Problem to solve: Locate every line that holds the string "this" and copy it.

Data to process:
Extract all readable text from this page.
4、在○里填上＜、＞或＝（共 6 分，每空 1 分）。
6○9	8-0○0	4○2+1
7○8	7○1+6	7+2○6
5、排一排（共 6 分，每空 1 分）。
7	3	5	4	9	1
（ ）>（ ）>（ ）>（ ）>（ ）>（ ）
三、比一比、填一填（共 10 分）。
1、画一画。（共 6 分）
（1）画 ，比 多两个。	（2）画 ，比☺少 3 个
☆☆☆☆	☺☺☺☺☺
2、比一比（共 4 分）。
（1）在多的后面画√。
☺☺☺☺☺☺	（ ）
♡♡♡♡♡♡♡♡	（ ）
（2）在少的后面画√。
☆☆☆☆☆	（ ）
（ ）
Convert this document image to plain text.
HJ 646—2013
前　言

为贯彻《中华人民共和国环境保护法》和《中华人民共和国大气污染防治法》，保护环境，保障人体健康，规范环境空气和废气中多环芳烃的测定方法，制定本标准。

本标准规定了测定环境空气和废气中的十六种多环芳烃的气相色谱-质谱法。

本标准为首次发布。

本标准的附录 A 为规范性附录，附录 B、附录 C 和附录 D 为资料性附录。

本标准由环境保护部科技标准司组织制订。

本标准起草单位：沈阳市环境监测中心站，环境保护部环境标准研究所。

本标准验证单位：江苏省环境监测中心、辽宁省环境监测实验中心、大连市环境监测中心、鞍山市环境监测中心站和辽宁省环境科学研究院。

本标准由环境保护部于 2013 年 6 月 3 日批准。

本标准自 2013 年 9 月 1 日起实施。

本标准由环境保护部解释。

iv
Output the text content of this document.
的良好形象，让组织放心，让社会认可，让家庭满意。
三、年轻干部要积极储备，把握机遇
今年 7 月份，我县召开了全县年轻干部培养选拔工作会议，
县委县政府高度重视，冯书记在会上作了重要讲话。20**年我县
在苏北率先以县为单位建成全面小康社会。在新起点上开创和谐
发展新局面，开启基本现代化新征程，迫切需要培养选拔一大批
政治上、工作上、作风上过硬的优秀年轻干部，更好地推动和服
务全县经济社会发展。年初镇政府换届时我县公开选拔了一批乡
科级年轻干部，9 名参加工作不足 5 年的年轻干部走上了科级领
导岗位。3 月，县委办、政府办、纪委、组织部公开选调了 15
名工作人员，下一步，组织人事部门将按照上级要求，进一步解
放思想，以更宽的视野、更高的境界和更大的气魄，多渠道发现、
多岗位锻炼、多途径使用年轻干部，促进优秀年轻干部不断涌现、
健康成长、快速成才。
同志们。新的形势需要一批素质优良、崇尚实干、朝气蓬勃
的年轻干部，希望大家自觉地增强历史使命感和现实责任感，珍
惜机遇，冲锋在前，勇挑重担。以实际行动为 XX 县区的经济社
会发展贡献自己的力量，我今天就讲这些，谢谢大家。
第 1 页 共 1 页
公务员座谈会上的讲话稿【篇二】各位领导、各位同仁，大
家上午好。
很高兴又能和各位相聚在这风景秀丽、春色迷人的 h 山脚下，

The completed task:
Extract all readable text from this page.
Convert this document image to plain text.
Output the text content of this document.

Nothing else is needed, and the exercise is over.